# START OF ITEMS
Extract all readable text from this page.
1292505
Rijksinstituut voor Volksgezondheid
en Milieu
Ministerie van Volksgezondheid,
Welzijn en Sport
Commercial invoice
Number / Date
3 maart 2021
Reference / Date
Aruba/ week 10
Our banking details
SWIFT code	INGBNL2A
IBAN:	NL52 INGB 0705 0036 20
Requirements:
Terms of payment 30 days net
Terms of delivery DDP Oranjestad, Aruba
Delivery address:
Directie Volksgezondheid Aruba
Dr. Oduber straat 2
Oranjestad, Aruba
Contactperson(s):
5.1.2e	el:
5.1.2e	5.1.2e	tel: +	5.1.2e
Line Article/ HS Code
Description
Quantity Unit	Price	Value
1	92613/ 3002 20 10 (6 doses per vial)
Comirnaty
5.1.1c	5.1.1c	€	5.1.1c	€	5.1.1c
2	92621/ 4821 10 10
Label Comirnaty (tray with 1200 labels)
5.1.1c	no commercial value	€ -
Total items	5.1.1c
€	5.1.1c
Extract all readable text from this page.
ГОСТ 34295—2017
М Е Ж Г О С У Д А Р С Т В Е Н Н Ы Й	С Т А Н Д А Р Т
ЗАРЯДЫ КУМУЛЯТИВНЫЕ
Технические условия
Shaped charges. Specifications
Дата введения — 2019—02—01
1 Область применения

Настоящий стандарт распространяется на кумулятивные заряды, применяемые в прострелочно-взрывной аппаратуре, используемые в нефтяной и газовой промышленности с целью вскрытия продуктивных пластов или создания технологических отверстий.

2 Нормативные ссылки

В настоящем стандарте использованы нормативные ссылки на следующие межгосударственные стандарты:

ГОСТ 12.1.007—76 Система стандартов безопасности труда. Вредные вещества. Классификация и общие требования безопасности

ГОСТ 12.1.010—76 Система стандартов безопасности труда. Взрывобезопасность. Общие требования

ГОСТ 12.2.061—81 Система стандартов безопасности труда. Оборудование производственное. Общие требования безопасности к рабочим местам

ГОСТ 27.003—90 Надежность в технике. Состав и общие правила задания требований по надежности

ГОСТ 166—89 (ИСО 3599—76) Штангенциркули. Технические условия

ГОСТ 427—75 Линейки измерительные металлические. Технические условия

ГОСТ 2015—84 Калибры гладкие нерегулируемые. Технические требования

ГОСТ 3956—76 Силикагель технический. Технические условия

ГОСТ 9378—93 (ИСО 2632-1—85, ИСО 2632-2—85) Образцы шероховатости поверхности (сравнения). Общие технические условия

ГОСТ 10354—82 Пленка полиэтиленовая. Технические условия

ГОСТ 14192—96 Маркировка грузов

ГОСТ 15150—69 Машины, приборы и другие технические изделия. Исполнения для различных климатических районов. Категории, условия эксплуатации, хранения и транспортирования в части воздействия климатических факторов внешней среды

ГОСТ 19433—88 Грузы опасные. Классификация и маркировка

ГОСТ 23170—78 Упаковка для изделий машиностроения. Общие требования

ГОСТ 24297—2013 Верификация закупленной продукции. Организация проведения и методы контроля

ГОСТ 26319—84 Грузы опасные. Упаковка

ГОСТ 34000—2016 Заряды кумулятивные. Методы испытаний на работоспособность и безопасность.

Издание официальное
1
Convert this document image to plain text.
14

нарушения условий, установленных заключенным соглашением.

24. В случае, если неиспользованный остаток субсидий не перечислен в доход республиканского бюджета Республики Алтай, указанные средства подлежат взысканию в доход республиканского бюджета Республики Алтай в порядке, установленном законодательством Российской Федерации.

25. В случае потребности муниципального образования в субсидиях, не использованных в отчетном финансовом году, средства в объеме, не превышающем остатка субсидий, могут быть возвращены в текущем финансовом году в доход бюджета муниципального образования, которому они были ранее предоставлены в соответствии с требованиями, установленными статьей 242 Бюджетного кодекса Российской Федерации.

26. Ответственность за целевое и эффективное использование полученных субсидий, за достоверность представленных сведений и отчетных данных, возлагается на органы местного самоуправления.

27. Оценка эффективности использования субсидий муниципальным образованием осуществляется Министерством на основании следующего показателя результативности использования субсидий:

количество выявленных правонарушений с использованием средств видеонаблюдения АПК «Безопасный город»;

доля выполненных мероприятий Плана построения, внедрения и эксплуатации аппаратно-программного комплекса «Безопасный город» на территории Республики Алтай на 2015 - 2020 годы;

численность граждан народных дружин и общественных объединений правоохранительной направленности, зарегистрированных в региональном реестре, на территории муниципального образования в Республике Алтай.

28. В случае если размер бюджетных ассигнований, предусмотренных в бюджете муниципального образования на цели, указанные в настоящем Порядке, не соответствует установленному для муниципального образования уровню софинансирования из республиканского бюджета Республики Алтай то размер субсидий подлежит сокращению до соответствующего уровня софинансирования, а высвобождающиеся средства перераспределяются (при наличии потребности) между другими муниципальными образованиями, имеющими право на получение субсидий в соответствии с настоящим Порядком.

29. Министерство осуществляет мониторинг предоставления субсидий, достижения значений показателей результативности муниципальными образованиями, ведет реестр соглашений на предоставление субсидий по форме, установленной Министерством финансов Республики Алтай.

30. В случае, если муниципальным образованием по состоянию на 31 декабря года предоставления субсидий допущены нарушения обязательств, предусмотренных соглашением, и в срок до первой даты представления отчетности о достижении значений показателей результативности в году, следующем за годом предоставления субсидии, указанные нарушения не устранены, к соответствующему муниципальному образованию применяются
# END OF ITEMS
▸ REQUIREMENTS:
Output every line above without altering anything.

▸ THE COMPLETED TASK:
Extract all readable text from this page.
1292505
Rijksinstituut voor Volksgezondheid
en Milieu
Ministerie van Volksgezondheid,
Welzijn en Sport
Commercial invoice
Number / Date
3 maart 2021
Reference / Date
Aruba/ week 10
Our banking details
SWIFT code	INGBNL2A
IBAN:	NL52 INGB 0705 0036 20
Requirements:
Terms of payment 30 days net
Terms of delivery DDP Oranjestad, Aruba
Delivery address:
Directie Volksgezondheid Aruba
Dr. Oduber straat 2
Oranjestad, Aruba
Contactperson(s):
5.1.2e	el:
5.1.2e	5.1.2e	tel: +	5.1.2e
Line Article/ HS Code
Description
Quantity Unit	Price	Value
1	92613/ 3002 20 10 (6 doses per vial)
Comirnaty
5.1.1c	5.1.1c	€	5.1.1c	€	5.1.1c
2	92621/ 4821 10 10
Label Comirnaty (tray with 1200 labels)
5.1.1c	no commercial value	€ -
Total items	5.1.1c
€	5.1.1c
Extract all readable text from this page.
ГОСТ 34295—2017
М Е Ж Г О С У Д А Р С Т В Е Н Н Ы Й	С Т А Н Д А Р Т
ЗАРЯДЫ КУМУЛЯТИВНЫЕ
Технические условия
Shaped charges. Specifications
Дата введения — 2019—02—01
1 Область применения

Настоящий стандарт распространяется на кумулятивные заряды, применяемые в прострелочно-взрывной аппаратуре, используемые в нефтяной и газовой промышленности с целью вскрытия продуктивных пластов или создания технологических отверстий.

2 Нормативные ссылки

В настоящем стандарте использованы нормативные ссылки на следующие межгосударственные стандарты:

ГОСТ 12.1.007—76 Система стандартов безопасности труда. Вредные вещества. Классификация и общие требования безопасности

ГОСТ 12.1.010—76 Система стандартов безопасности труда. Взрывобезопасность. Общие требования

ГОСТ 12.2.061—81 Система стандартов безопасности труда. Оборудование производственное. Общие требования безопасности к рабочим местам

ГОСТ 27.003—90 Надежность в технике. Состав и общие правила задания требований по надежности

ГОСТ 166—89 (ИСО 3599—76) Штангенциркули. Технические условия

ГОСТ 427—75 Линейки измерительные металлические. Технические условия

ГОСТ 2015—84 Калибры гладкие нерегулируемые. Технические требования

ГОСТ 3956—76 Силикагель технический. Технические условия

ГОСТ 9378—93 (ИСО 2632-1—85, ИСО 2632-2—85) Образцы шероховатости поверхности (сравнения). Общие технические условия

ГОСТ 10354—82 Пленка полиэтиленовая. Технические условия

ГОСТ 14192—96 Маркировка грузов

ГОСТ 15150—69 Машины, приборы и другие технические изделия. Исполнения для различных климатических районов. Категории, условия эксплуатации, хранения и транспортирования в части воздействия климатических факторов внешней среды

ГОСТ 19433—88 Грузы опасные. Классификация и маркировка

ГОСТ 23170—78 Упаковка для изделий машиностроения. Общие требования

ГОСТ 24297—2013 Верификация закупленной продукции. Организация проведения и методы контроля

ГОСТ 26319—84 Грузы опасные. Упаковка

ГОСТ 34000—2016 Заряды кумулятивные. Методы испытаний на работоспособность и безопасность.

Издание официальное
1
Convert this document image to plain text.
14

нарушения условий, установленных заключенным соглашением.

24. В случае, если неиспользованный остаток субсидий не перечислен в доход республиканского бюджета Республики Алтай, указанные средства подлежат взысканию в доход республиканского бюджета Республики Алтай в порядке, установленном законодательством Российской Федерации.

25. В случае потребности муниципального образования в субсидиях, не использованных в отчетном финансовом году, средства в объеме, не превышающем остатка субсидий, могут быть возвращены в текущем финансовом году в доход бюджета муниципального образования, которому они были ранее предоставлены в соответствии с требованиями, установленными статьей 242 Бюджетного кодекса Российской Федерации.

26. Ответственность за целевое и эффективное использование полученных субсидий, за достоверность представленных сведений и отчетных данных, возлагается на органы местного самоуправления.

27. Оценка эффективности использования субсидий муниципальным образованием осуществляется Министерством на основании следующего показателя результативности использования субсидий:

количество выявленных правонарушений с использованием средств видеонаблюдения АПК «Безопасный город»;

доля выполненных мероприятий Плана построения, внедрения и эксплуатации аппаратно-программного комплекса «Безопасный город» на территории Республики Алтай на 2015 - 2020 годы;

численность граждан народных дружин и общественных объединений правоохранительной направленности, зарегистрированных в региональном реестре, на территории муниципального образования в Республике Алтай.

28. В случае если размер бюджетных ассигнований, предусмотренных в бюджете муниципального образования на цели, указанные в настоящем Порядке, не соответствует установленному для муниципального образования уровню софинансирования из республиканского бюджета Республики Алтай то размер субсидий подлежит сокращению до соответствующего уровня софинансирования, а высвобождающиеся средства перераспределяются (при наличии потребности) между другими муниципальными образованиями, имеющими право на получение субсидий в соответствии с настоящим Порядком.

29. Министерство осуществляет мониторинг предоставления субсидий, достижения значений показателей результативности муниципальными образованиями, ведет реестр соглашений на предоставление субсидий по форме, установленной Министерством финансов Республики Алтай.

30. В случае, если муниципальным образованием по состоянию на 31 декабря года предоставления субсидий допущены нарушения обязательств, предусмотренных соглашением, и в срок до первой даты представления отчетности о достижении значений показателей результативности в году, следующем за годом предоставления субсидии, указанные нарушения не устранены, к соответствующему муниципальному образованию применяются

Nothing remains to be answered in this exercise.